What you need to do
Reproduce every record exactly as it appears, but not the pictures.

Material for the task
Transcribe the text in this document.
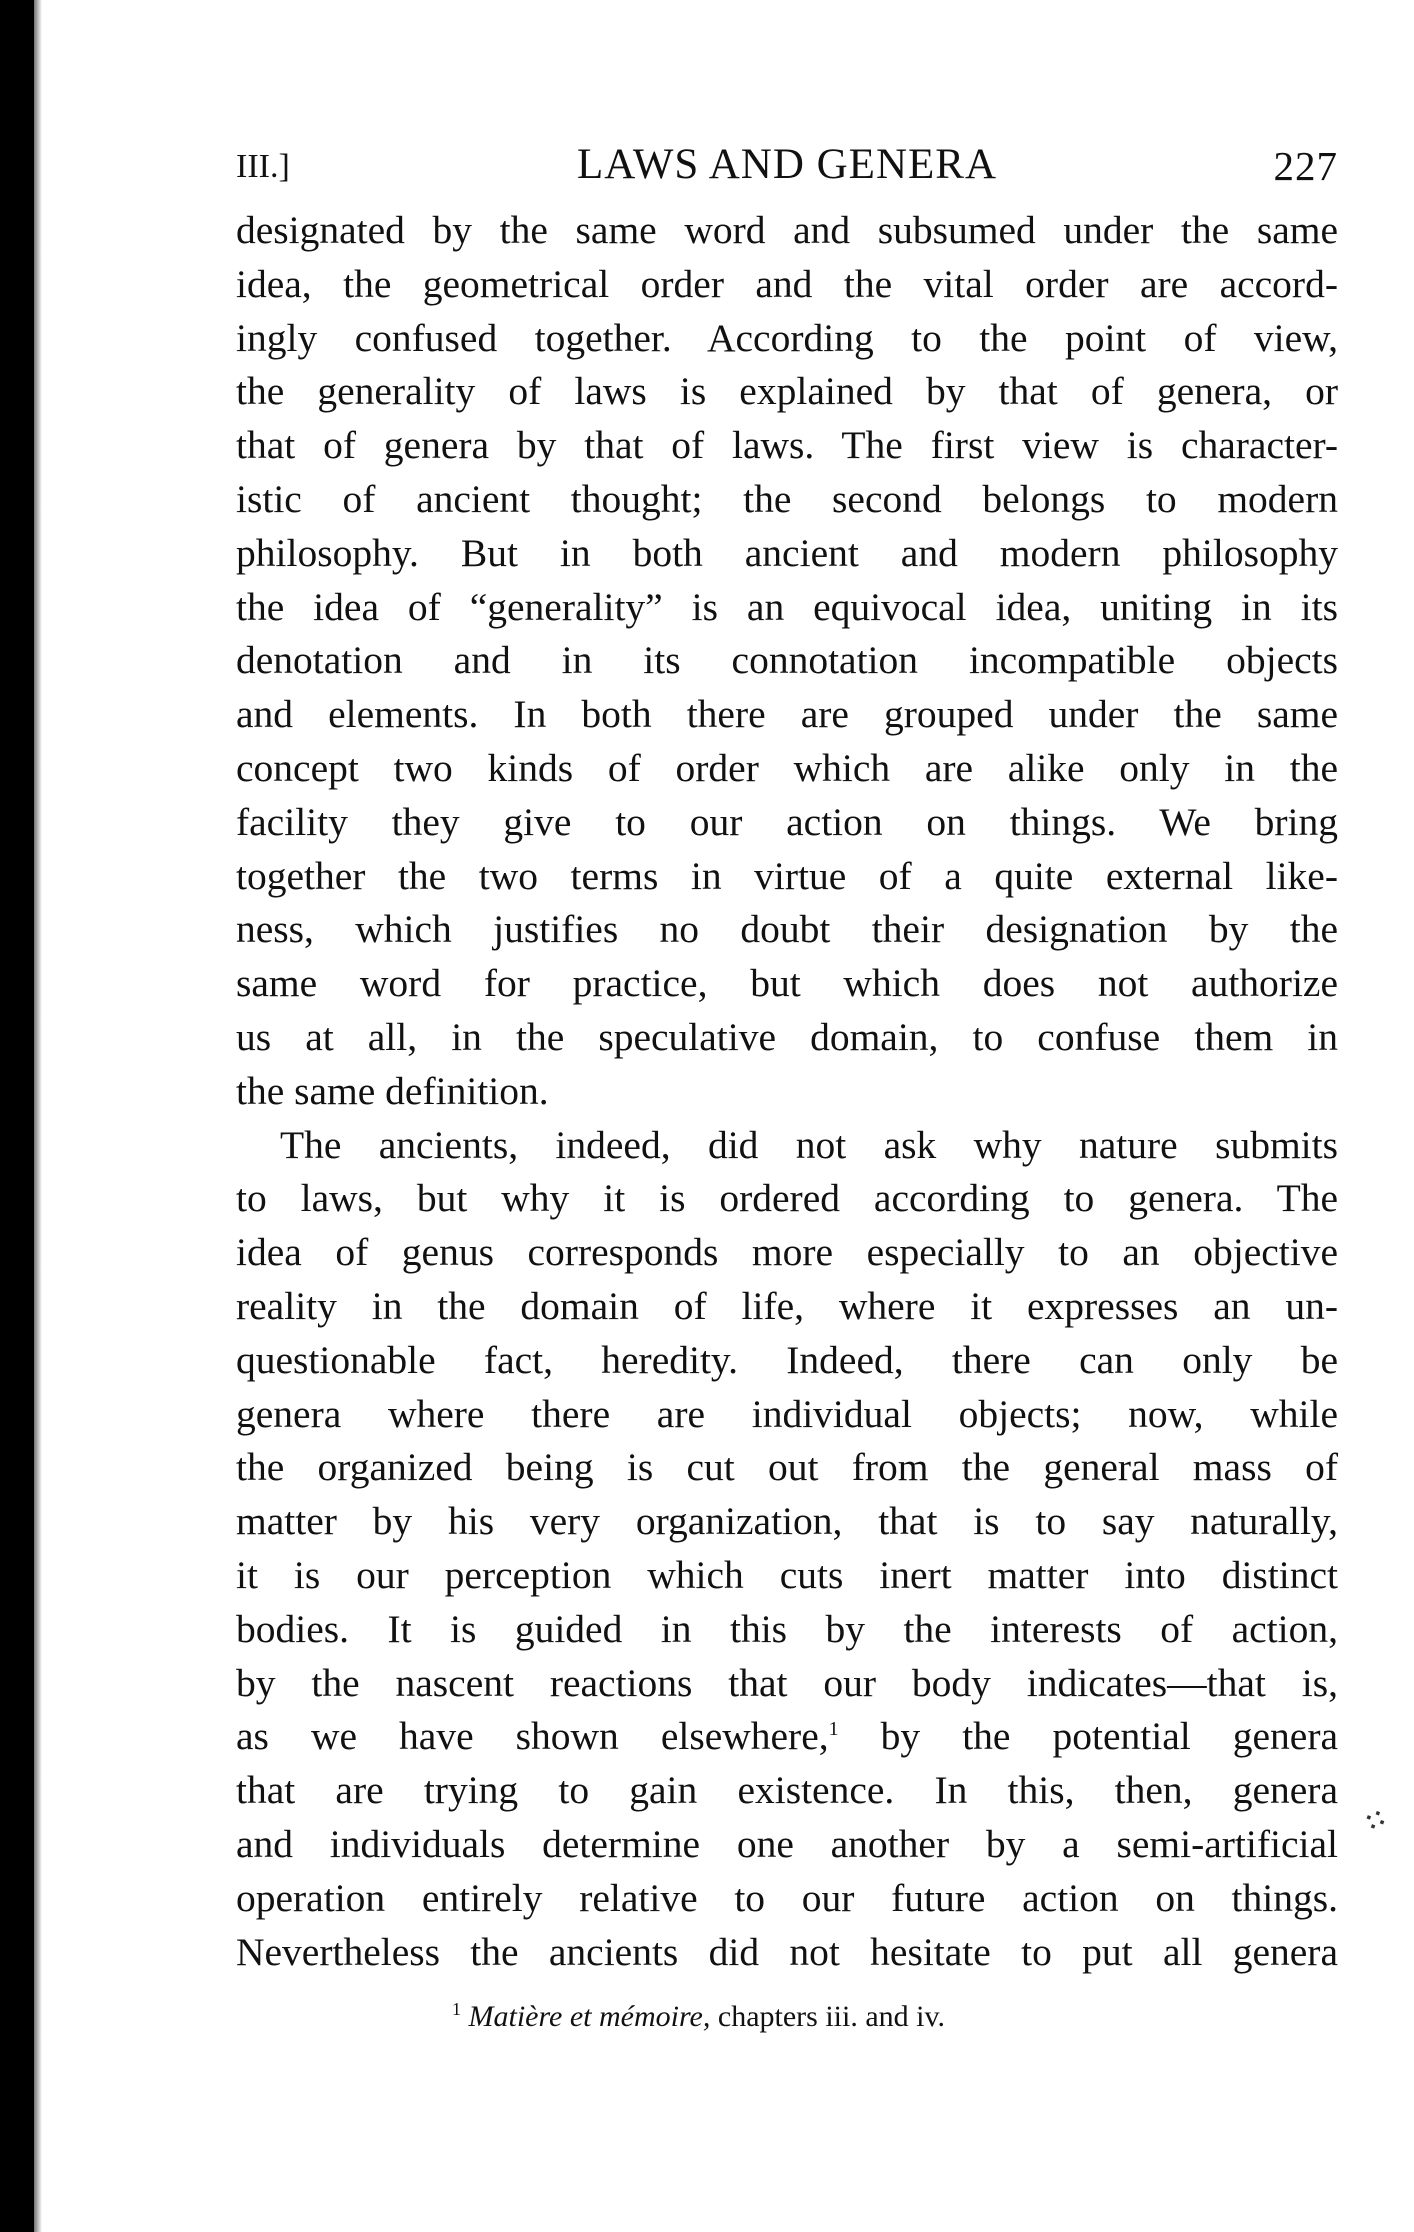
III.]	LAWS AND GENERA	227
designated by the same word and subsumed under the same
idea, the geometrical order and the vital order are accord-
ingly confused together. According to the point of view,
the generality of laws is explained by that of genera, or
that of genera by that of laws. The first view is character-
istic of ancient thought; the second belongs to modern
philosophy. But in both ancient and modern philosophy
the idea of “generality” is an equivocal idea, uniting in its
denotation and in its connotation incompatible objects
and elements. In both there are grouped under the same
concept two kinds of order which are alike only in the
facility they give to our action on things. We bring
together the two terms in virtue of a quite external like-
ness, which justifies no doubt their designation by the
same word for practice, but which does not authorize
us at all, in the speculative domain, to confuse them in
the same definition.
The ancients, indeed, did not ask why nature submits
to laws, but why it is ordered according to genera. The
idea of genus corresponds more especially to an objective
reality in the domain of life, where it expresses an un-
questionable fact, heredity. Indeed, there can only be
genera where there are individual objects; now, while
the organized being is cut out from the general mass of
matter by his very organization, that is to say naturally,
it is our perception which cuts inert matter into distinct
bodies. It is guided in this by the interests of action,
by the nascent reactions that our body indicates—that is,
as we have shown elsewhere,$^1$ by the potential genera
that are trying to gain existence. In this, then, genera
and individuals determine one another by a semi-artificial
operation entirely relative to our future action on things.
Nevertheless the ancients did not hesitate to put all genera
$^1$ Matière et mémoire, chapters iii. and iv.
⁘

Response to the task
Transcribe the text in this document.
III.]	LAWS AND GENERA	227
designated by the same word and subsumed under the same
idea, the geometrical order and the vital order are accord-
ingly confused together. According to the point of view,
the generality of laws is explained by that of genera, or
that of genera by that of laws. The first view is character-
istic of ancient thought; the second belongs to modern
philosophy. But in both ancient and modern philosophy
the idea of “generality” is an equivocal idea, uniting in its
denotation and in its connotation incompatible objects
and elements. In both there are grouped under the same
concept two kinds of order which are alike only in the
facility they give to our action on things. We bring
together the two terms in virtue of a quite external like-
ness, which justifies no doubt their designation by the
same word for practice, but which does not authorize
us at all, in the speculative domain, to confuse them in
the same definition.
The ancients, indeed, did not ask why nature submits
to laws, but why it is ordered according to genera. The
idea of genus corresponds more especially to an objective
reality in the domain of life, where it expresses an un-
questionable fact, heredity. Indeed, there can only be
genera where there are individual objects; now, while
the organized being is cut out from the general mass of
matter by his very organization, that is to say naturally,
it is our perception which cuts inert matter into distinct
bodies. It is guided in this by the interests of action,
by the nascent reactions that our body indicates—that is,
as we have shown elsewhere,$^1$ by the potential genera
that are trying to gain existence. In this, then, genera
and individuals determine one another by a semi-artificial
operation entirely relative to our future action on things.
Nevertheless the ancients did not hesitate to put all genera
$^1$ Matière et mémoire, chapters iii. and iv.
⁘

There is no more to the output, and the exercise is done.